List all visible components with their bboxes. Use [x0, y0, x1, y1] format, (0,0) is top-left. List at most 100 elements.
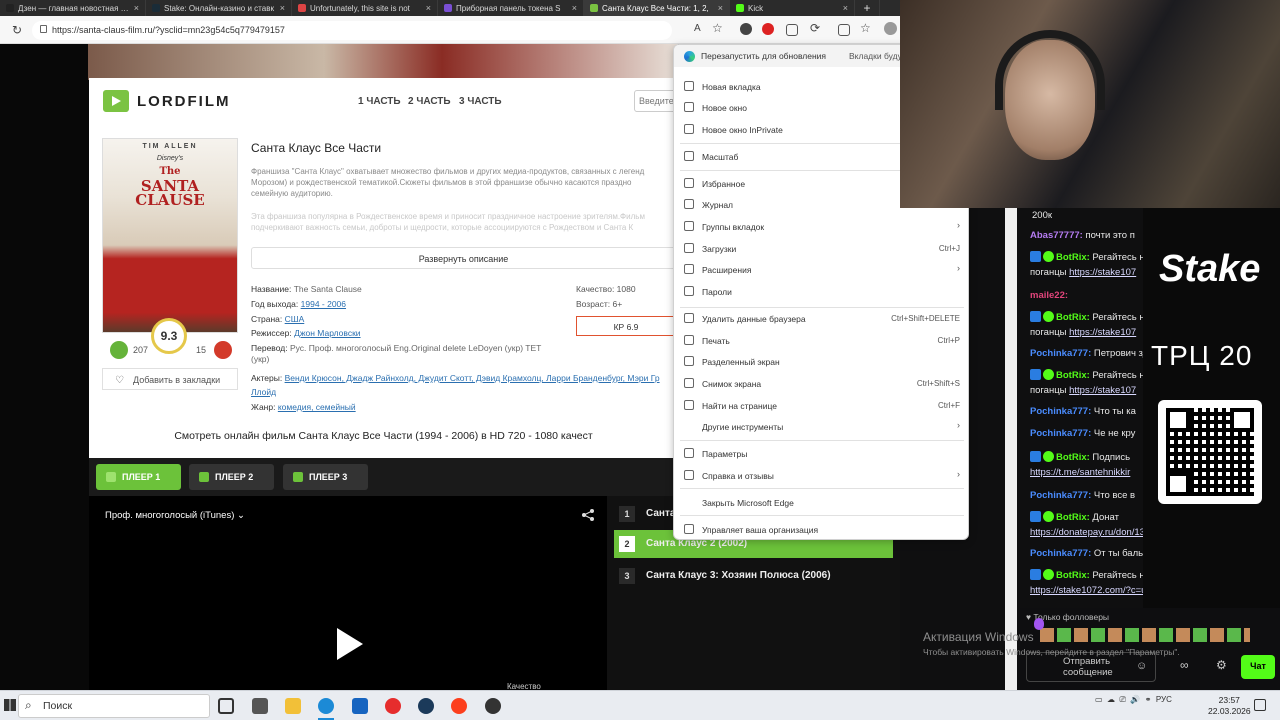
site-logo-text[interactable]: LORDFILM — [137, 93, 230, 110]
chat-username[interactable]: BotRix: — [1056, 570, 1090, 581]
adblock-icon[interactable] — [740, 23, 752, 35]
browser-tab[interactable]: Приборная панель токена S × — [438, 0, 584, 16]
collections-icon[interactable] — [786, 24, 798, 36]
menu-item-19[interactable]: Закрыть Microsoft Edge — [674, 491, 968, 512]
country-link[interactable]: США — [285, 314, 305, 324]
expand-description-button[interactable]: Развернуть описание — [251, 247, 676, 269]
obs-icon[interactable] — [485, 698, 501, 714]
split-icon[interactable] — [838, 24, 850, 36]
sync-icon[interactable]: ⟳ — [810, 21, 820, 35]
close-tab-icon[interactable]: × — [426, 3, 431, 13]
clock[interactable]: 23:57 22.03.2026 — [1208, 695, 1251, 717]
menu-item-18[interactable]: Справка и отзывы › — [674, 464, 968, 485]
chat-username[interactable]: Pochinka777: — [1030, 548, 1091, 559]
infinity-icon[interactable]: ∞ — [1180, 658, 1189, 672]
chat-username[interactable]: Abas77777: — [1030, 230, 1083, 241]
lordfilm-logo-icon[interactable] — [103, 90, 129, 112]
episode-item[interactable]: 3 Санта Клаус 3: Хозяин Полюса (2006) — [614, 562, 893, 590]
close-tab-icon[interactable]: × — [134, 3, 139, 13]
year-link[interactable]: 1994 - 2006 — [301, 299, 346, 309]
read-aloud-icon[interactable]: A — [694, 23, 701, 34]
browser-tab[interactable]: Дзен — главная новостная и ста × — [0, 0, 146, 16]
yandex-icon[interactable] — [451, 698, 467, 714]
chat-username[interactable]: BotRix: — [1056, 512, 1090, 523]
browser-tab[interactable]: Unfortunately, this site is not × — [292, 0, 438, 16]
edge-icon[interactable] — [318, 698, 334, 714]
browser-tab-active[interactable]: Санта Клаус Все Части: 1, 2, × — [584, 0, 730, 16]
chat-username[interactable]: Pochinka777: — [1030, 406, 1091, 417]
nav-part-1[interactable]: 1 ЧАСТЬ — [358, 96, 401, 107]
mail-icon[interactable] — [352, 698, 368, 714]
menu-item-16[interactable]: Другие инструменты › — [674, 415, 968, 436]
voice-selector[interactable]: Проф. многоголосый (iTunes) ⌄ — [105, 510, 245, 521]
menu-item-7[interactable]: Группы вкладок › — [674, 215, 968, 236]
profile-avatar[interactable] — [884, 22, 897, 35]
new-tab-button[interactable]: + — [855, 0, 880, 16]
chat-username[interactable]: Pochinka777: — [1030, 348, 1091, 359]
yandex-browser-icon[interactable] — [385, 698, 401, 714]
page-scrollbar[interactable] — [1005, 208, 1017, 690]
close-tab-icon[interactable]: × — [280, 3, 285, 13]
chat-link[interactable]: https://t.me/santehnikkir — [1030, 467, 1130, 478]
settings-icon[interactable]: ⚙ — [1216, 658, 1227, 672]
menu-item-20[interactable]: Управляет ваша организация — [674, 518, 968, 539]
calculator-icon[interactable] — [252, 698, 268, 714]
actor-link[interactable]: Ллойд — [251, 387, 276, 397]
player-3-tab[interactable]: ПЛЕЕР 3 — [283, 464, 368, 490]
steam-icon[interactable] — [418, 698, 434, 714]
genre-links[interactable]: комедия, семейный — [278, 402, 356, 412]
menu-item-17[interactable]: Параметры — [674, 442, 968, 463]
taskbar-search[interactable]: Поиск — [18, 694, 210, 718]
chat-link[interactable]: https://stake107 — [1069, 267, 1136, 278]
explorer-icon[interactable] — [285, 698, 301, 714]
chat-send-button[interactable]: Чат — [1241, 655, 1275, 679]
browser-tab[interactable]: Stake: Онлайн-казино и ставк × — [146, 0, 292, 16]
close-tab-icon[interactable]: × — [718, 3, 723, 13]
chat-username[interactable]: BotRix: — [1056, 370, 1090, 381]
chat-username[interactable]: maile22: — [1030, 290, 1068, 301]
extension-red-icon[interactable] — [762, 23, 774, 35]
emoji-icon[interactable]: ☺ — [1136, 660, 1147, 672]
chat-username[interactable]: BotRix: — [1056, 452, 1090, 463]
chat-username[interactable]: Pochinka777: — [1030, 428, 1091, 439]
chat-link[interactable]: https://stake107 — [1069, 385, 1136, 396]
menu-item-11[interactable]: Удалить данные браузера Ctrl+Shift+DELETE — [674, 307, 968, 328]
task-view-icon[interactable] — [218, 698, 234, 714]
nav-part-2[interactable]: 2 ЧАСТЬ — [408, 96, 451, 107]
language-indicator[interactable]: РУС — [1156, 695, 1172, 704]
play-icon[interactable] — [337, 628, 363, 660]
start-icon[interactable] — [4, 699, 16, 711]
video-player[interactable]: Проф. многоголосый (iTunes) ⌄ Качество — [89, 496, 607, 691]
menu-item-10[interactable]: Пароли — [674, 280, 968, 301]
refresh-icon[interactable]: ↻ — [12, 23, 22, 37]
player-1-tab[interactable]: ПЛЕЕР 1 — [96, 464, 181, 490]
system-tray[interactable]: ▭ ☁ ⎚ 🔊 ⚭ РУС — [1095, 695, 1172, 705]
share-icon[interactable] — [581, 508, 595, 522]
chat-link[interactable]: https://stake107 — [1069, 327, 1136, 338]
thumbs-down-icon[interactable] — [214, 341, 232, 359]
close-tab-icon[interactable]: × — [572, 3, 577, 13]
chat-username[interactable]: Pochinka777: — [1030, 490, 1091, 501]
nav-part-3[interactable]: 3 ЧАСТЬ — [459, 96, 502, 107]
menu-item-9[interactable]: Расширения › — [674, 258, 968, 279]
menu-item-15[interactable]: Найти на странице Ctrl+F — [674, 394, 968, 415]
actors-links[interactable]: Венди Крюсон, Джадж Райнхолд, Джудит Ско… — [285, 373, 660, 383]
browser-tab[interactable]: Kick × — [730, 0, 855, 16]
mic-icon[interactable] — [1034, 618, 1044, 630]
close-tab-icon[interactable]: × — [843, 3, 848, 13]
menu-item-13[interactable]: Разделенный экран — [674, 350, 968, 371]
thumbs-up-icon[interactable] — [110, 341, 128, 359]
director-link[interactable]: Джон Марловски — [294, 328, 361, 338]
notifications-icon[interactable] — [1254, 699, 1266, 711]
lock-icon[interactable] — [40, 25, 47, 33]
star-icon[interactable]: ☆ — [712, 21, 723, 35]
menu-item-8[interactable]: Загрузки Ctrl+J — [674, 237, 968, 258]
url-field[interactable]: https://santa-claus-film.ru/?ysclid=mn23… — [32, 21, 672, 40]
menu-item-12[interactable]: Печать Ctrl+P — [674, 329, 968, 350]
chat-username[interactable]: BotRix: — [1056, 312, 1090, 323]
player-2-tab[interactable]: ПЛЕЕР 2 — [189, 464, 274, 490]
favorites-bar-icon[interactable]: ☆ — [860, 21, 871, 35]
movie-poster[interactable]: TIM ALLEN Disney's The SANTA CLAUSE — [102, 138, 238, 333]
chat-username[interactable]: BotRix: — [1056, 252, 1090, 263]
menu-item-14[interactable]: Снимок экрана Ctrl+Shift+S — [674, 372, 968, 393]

*-*-*

=== Problem ===
Rewrite all of the records above, changing every "chat-username" to "chat-author" and keeping everything else the same. Leave the pictures out.

=== Solution to the problem ===
List all visible components with their bboxes. Use [x0, y0, x1, y1] format, (0,0) is top-left. List at most 100 elements.
site-logo-text[interactable]: LORDFILM — [137, 93, 230, 110]
chat-author[interactable]: BotRix: — [1056, 570, 1090, 581]
adblock-icon[interactable] — [740, 23, 752, 35]
browser-tab[interactable]: Приборная панель токена S × — [438, 0, 584, 16]
collections-icon[interactable] — [786, 24, 798, 36]
menu-item-19[interactable]: Закрыть Microsoft Edge — [674, 491, 968, 512]
country-link[interactable]: США — [285, 314, 305, 324]
expand-description-button[interactable]: Развернуть описание — [251, 247, 676, 269]
obs-icon[interactable] — [485, 698, 501, 714]
split-icon[interactable] — [838, 24, 850, 36]
sync-icon[interactable]: ⟳ — [810, 21, 820, 35]
close-tab-icon[interactable]: × — [426, 3, 431, 13]
clock[interactable]: 23:57 22.03.2026 — [1208, 695, 1251, 717]
menu-item-18[interactable]: Справка и отзывы › — [674, 464, 968, 485]
chat-author[interactable]: Pochinka777: — [1030, 548, 1091, 559]
infinity-icon[interactable]: ∞ — [1180, 658, 1189, 672]
chat-author[interactable]: Abas77777: — [1030, 230, 1083, 241]
lordfilm-logo-icon[interactable] — [103, 90, 129, 112]
episode-item[interactable]: 3 Санта Клаус 3: Хозяин Полюса (2006) — [614, 562, 893, 590]
close-tab-icon[interactable]: × — [134, 3, 139, 13]
year-link[interactable]: 1994 - 2006 — [301, 299, 346, 309]
read-aloud-icon[interactable]: A — [694, 23, 701, 34]
browser-tab[interactable]: Дзен — главная новостная и ста × — [0, 0, 146, 16]
yandex-icon[interactable] — [451, 698, 467, 714]
chat-author[interactable]: BotRix: — [1056, 512, 1090, 523]
browser-tab[interactable]: Unfortunately, this site is not × — [292, 0, 438, 16]
edge-icon[interactable] — [318, 698, 334, 714]
browser-tab-active[interactable]: Санта Клаус Все Части: 1, 2, × — [584, 0, 730, 16]
chat-author[interactable]: Pochinka777: — [1030, 406, 1091, 417]
nav-part-1[interactable]: 1 ЧАСТЬ — [358, 96, 401, 107]
mail-icon[interactable] — [352, 698, 368, 714]
menu-item-16[interactable]: Другие инструменты › — [674, 415, 968, 436]
voice-selector[interactable]: Проф. многоголосый (iTunes) ⌄ — [105, 510, 245, 521]
menu-item-7[interactable]: Группы вкладок › — [674, 215, 968, 236]
profile-avatar[interactable] — [884, 22, 897, 35]
new-tab-button[interactable]: + — [855, 0, 880, 16]
chat-author[interactable]: Pochinka777: — [1030, 348, 1091, 359]
yandex-browser-icon[interactable] — [385, 698, 401, 714]
page-scrollbar[interactable] — [1005, 208, 1017, 690]
close-tab-icon[interactable]: × — [280, 3, 285, 13]
chat-link[interactable]: https://t.me/santehnikkir — [1030, 467, 1130, 478]
settings-icon[interactable]: ⚙ — [1216, 658, 1227, 672]
menu-item-20[interactable]: Управляет ваша организация — [674, 518, 968, 539]
calculator-icon[interactable] — [252, 698, 268, 714]
actor-link[interactable]: Ллойд — [251, 387, 276, 397]
player-3-tab[interactable]: ПЛЕЕР 3 — [283, 464, 368, 490]
steam-icon[interactable] — [418, 698, 434, 714]
genre-links[interactable]: комедия, семейный — [278, 402, 356, 412]
menu-item-17[interactable]: Параметры — [674, 442, 968, 463]
taskbar-search[interactable]: Поиск — [18, 694, 210, 718]
chat-link[interactable]: https://stake107 — [1069, 267, 1136, 278]
explorer-icon[interactable] — [285, 698, 301, 714]
chat-send-button[interactable]: Чат — [1241, 655, 1275, 679]
browser-tab[interactable]: Stake: Онлайн-казино и ставк × — [146, 0, 292, 16]
close-tab-icon[interactable]: × — [718, 3, 723, 13]
chat-author[interactable]: BotRix: — [1056, 370, 1090, 381]
chat-author[interactable]: maile22: — [1030, 290, 1068, 301]
extension-red-icon[interactable] — [762, 23, 774, 35]
emoji-icon[interactable]: ☺ — [1136, 660, 1147, 672]
chat-author[interactable]: BotRix: — [1056, 452, 1090, 463]
chat-author[interactable]: Pochinka777: — [1030, 428, 1091, 439]
chat-link[interactable]: https://stake107 — [1069, 385, 1136, 396]
menu-item-11[interactable]: Удалить данные браузера Ctrl+Shift+DELETE — [674, 307, 968, 328]
task-view-icon[interactable] — [218, 698, 234, 714]
nav-part-2[interactable]: 2 ЧАСТЬ — [408, 96, 451, 107]
language-indicator[interactable]: РУС — [1156, 695, 1172, 704]
play-icon[interactable] — [337, 628, 363, 660]
start-icon[interactable] — [4, 699, 16, 711]
video-player[interactable]: Проф. многоголосый (iTunes) ⌄ Качество — [89, 496, 607, 691]
menu-item-10[interactable]: Пароли — [674, 280, 968, 301]
refresh-icon[interactable]: ↻ — [12, 23, 22, 37]
player-1-tab[interactable]: ПЛЕЕР 1 — [96, 464, 181, 490]
system-tray[interactable]: ▭ ☁ ⎚ 🔊 ⚭ РУС — [1095, 695, 1172, 705]
share-icon[interactable] — [581, 508, 595, 522]
chat-link[interactable]: https://stake107 — [1069, 327, 1136, 338]
thumbs-down-icon[interactable] — [214, 341, 232, 359]
close-tab-icon[interactable]: × — [572, 3, 577, 13]
chat-author[interactable]: Pochinka777: — [1030, 490, 1091, 501]
nav-part-3[interactable]: 3 ЧАСТЬ — [459, 96, 502, 107]
menu-item-9[interactable]: Расширения › — [674, 258, 968, 279]
menu-item-15[interactable]: Найти на странице Ctrl+F — [674, 394, 968, 415]
actors-links[interactable]: Венди Крюсон, Джадж Райнхолд, Джудит Ско… — [285, 373, 660, 383]
browser-tab[interactable]: Kick × — [730, 0, 855, 16]
mic-icon[interactable] — [1034, 618, 1044, 630]
close-tab-icon[interactable]: × — [843, 3, 848, 13]
menu-item-13[interactable]: Разделенный экран — [674, 350, 968, 371]
thumbs-up-icon[interactable] — [110, 341, 128, 359]
director-link[interactable]: Джон Марловски — [294, 328, 361, 338]
notifications-icon[interactable] — [1254, 699, 1266, 711]
lock-icon[interactable] — [40, 25, 47, 33]
star-icon[interactable]: ☆ — [712, 21, 723, 35]
menu-item-8[interactable]: Загрузки Ctrl+J — [674, 237, 968, 258]
url-field[interactable]: https://santa-claus-film.ru/?ysclid=mn23… — [32, 21, 672, 40]
menu-item-12[interactable]: Печать Ctrl+P — [674, 329, 968, 350]
chat-author[interactable]: BotRix: — [1056, 312, 1090, 323]
player-2-tab[interactable]: ПЛЕЕР 2 — [189, 464, 274, 490]
favorites-bar-icon[interactable]: ☆ — [860, 21, 871, 35]
movie-poster[interactable]: TIM ALLEN Disney's The SANTA CLAUSE — [102, 138, 238, 333]
chat-author[interactable]: BotRix: — [1056, 252, 1090, 263]
menu-item-14[interactable]: Снимок экрана Ctrl+Shift+S — [674, 372, 968, 393]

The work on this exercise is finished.